■ **Set exercise**
Retype the lines of every item below word for word, leaving out the pictures.

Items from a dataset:

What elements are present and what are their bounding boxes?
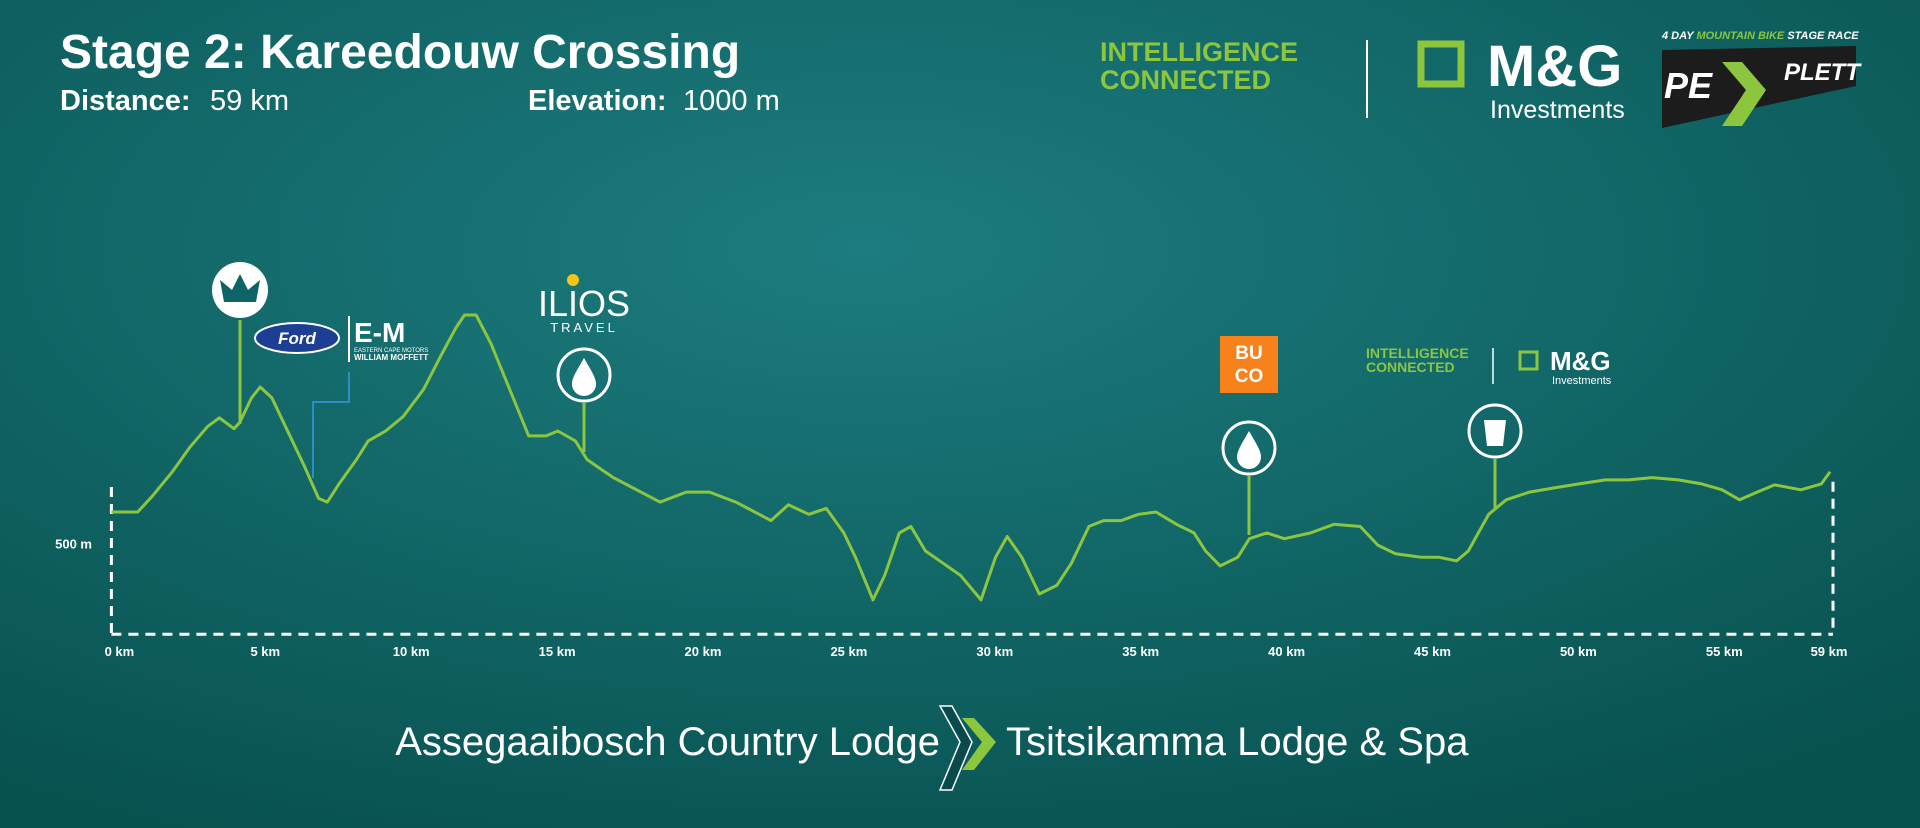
ecm-text: EASTERN CAPE MOTORS xyxy=(354,348,428,354)
route-chevron xyxy=(938,705,973,791)
mg-square xyxy=(1518,350,1539,371)
drop xyxy=(572,358,596,396)
race-chevron xyxy=(1722,62,1766,126)
buco-text: CO xyxy=(1235,366,1264,387)
sponsor-buco: BU CO xyxy=(1220,336,1278,393)
route-start: Assegaaibosch Country Lodge xyxy=(395,720,940,764)
tagline: INTELLIGENCE xyxy=(1366,345,1469,361)
mg-investments: Investments xyxy=(1490,96,1625,124)
sponsor-ford: Ford E-M EASTERN CAPE MOTORS WILLIAM MOF… xyxy=(254,316,428,478)
kom-marker xyxy=(212,262,268,424)
x-tick-label: 40 km xyxy=(1268,644,1305,659)
elevation-label: Elevation: xyxy=(528,85,667,117)
marker-icon xyxy=(556,347,612,403)
x-tick-label: 10 km xyxy=(393,644,430,659)
route-end: Tsitsikamma Lodge & Spa xyxy=(1006,720,1469,764)
x-tick-label: 55 km xyxy=(1706,644,1743,659)
mg-logo: M&G xyxy=(1550,346,1611,376)
mg-investments: Investments xyxy=(1552,375,1612,387)
x-tick-label: 50 km xyxy=(1560,644,1597,659)
sponsor-mg-small: INTELLIGENCE CONNECTED M&G Investments xyxy=(1366,345,1612,387)
buco-text: BU xyxy=(1235,343,1262,364)
elevation: 1000 m xyxy=(683,85,780,117)
x-tick-label: 20 km xyxy=(685,644,722,659)
tagline: CONNECTED xyxy=(1100,65,1271,95)
elevation-line xyxy=(111,313,1832,602)
x-tick-label: 45 km xyxy=(1414,644,1451,659)
x-tick-label: 30 km xyxy=(976,644,1013,659)
race-text: STAGE RACE xyxy=(1787,30,1859,42)
tagline: INTELLIGENCE xyxy=(1100,37,1298,67)
mg-logo: M&G xyxy=(1487,34,1622,99)
x-tick-label: 15 km xyxy=(539,644,576,659)
water-marker xyxy=(1221,420,1277,535)
travel-text: TRAVEL xyxy=(550,320,618,335)
route-chevron xyxy=(962,718,996,770)
marker-icon xyxy=(1221,420,1277,476)
x-tick-label: 5 km xyxy=(250,644,280,659)
x-tick-label: 59 km xyxy=(1811,644,1848,659)
ilios-text: ILIOS xyxy=(538,283,630,324)
sponsor-ilios: ILIOS TRAVEL xyxy=(538,274,630,335)
drop xyxy=(1237,431,1261,469)
segment-bracket xyxy=(312,372,350,478)
race-text: 4 DAY xyxy=(1661,30,1695,42)
mg-square xyxy=(1417,40,1465,88)
drink-marker xyxy=(1467,403,1523,510)
distance: 59 km xyxy=(210,85,289,117)
x-tick-label: 25 km xyxy=(830,644,867,659)
distance-label: Distance: xyxy=(60,85,191,117)
chart: 0 km 5 km 10 km 15 km 20 km 25 km 30 km 35 km 40… xyxy=(55,313,1848,659)
race-pe: PE xyxy=(1664,65,1713,106)
x-tick-label: 35 km xyxy=(1122,644,1159,659)
ecm-text: WILLIAM MOFFETT xyxy=(354,353,428,362)
x-tick-label: 0 km xyxy=(105,644,135,659)
ford-text: Ford xyxy=(278,329,316,348)
marker-icon xyxy=(1467,403,1523,459)
race-plett: PLETT xyxy=(1784,59,1862,86)
race-text: MOUNTAIN BIKE xyxy=(1696,30,1784,42)
ecm-logo: E-M xyxy=(354,317,405,348)
sun xyxy=(567,274,579,286)
tagline: CONNECTED xyxy=(1366,359,1455,375)
title: Stage 2: Kareedouw Crossing xyxy=(60,26,740,79)
buco-box xyxy=(1220,336,1278,393)
water-marker xyxy=(556,347,612,452)
crown xyxy=(220,274,260,302)
ford-oval xyxy=(254,322,340,354)
cup xyxy=(1484,420,1506,446)
race-text: 4 DAY MOUNTAIN BIKE STAGE RACE xyxy=(1661,30,1859,42)
y-tick-label: 500 m xyxy=(55,537,92,552)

■ **Task output**
What elements are present and what are their bounding boxes?
ecm-text: EASTERN CAPE MOTORS xyxy=(354,348,428,354)
route-chevron xyxy=(938,705,973,791)
mg-square xyxy=(1518,350,1539,371)
drop xyxy=(572,358,596,396)
race-chevron xyxy=(1722,62,1766,126)
buco-text: CO xyxy=(1235,366,1264,387)
sponsor-buco: BU CO xyxy=(1220,336,1278,393)
route-start: Assegaaibosch Country Lodge xyxy=(395,720,940,764)
tagline: INTELLIGENCE xyxy=(1366,345,1469,361)
mg-investments: Investments xyxy=(1490,96,1625,124)
sponsor-ford: Ford E-M EASTERN CAPE MOTORS WILLIAM MOF… xyxy=(254,316,428,478)
kom-marker xyxy=(212,262,268,424)
x-tick-label: 40 km xyxy=(1268,644,1305,659)
elevation-label: Elevation: xyxy=(528,85,667,117)
marker-icon xyxy=(556,347,612,403)
x-tick-label: 10 km xyxy=(393,644,430,659)
route-end: Tsitsikamma Lodge & Spa xyxy=(1006,720,1469,764)
x-tick-label: 55 km xyxy=(1706,644,1743,659)
mg-logo: M&G xyxy=(1550,346,1611,376)
mg-investments: Investments xyxy=(1552,375,1612,387)
x-tick-label: 50 km xyxy=(1560,644,1597,659)
sponsor-mg-small: INTELLIGENCE CONNECTED M&G Investments xyxy=(1366,345,1612,387)
buco-text: BU xyxy=(1235,343,1262,364)
elevation: 1000 m xyxy=(683,85,780,117)
x-tick-label: 20 km xyxy=(685,644,722,659)
tagline: CONNECTED xyxy=(1100,65,1271,95)
elevation-line xyxy=(111,313,1832,602)
x-tick-label: 45 km xyxy=(1414,644,1451,659)
x-tick-label: 30 km xyxy=(976,644,1013,659)
race-text: STAGE RACE xyxy=(1787,30,1859,42)
tagline: INTELLIGENCE xyxy=(1100,37,1298,67)
mg-logo: M&G xyxy=(1487,34,1622,99)
x-tick-label: 15 km xyxy=(539,644,576,659)
water-marker xyxy=(1221,420,1277,535)
travel-text: TRAVEL xyxy=(550,320,618,335)
route-chevron xyxy=(962,718,996,770)
marker-icon xyxy=(1221,420,1277,476)
x-tick-label: 5 km xyxy=(250,644,280,659)
x-tick-label: 59 km xyxy=(1811,644,1848,659)
ilios-text: ILIOS xyxy=(538,283,630,324)
sponsor-ilios: ILIOS TRAVEL xyxy=(538,274,630,335)
drop xyxy=(1237,431,1261,469)
segment-bracket xyxy=(312,372,350,478)
race-text: 4 DAY xyxy=(1661,30,1695,42)
mg-square xyxy=(1417,40,1465,88)
drink-marker xyxy=(1467,403,1523,510)
distance: 59 km xyxy=(210,85,289,117)
x-tick-label: 25 km xyxy=(830,644,867,659)
distance-label: Distance: xyxy=(60,85,191,117)
chart: 0 km 5 km 10 km 15 km 20 km 25 km 30 km 35 km 40… xyxy=(55,313,1848,659)
race-pe: PE xyxy=(1664,65,1713,106)
x-tick-label: 35 km xyxy=(1122,644,1159,659)
ecm-text: WILLIAM MOFFETT xyxy=(354,353,428,362)
x-tick-label: 0 km xyxy=(105,644,135,659)
ford-text: Ford xyxy=(278,329,316,348)
marker-icon xyxy=(1467,403,1523,459)
race-plett: PLETT xyxy=(1784,59,1862,86)
race-text: MOUNTAIN BIKE xyxy=(1696,30,1784,42)
ecm-logo: E-M xyxy=(354,317,405,348)
sun xyxy=(567,274,579,286)
tagline: CONNECTED xyxy=(1366,359,1455,375)
title: Stage 2: Kareedouw Crossing xyxy=(60,26,740,79)
buco-box xyxy=(1220,336,1278,393)
water-marker xyxy=(556,347,612,452)
crown xyxy=(220,274,260,302)
ford-oval xyxy=(254,322,340,354)
cup xyxy=(1484,420,1506,446)
race-text: 4 DAY MOUNTAIN BIKE STAGE RACE xyxy=(1661,30,1859,42)
y-tick-label: 500 m xyxy=(55,537,92,552)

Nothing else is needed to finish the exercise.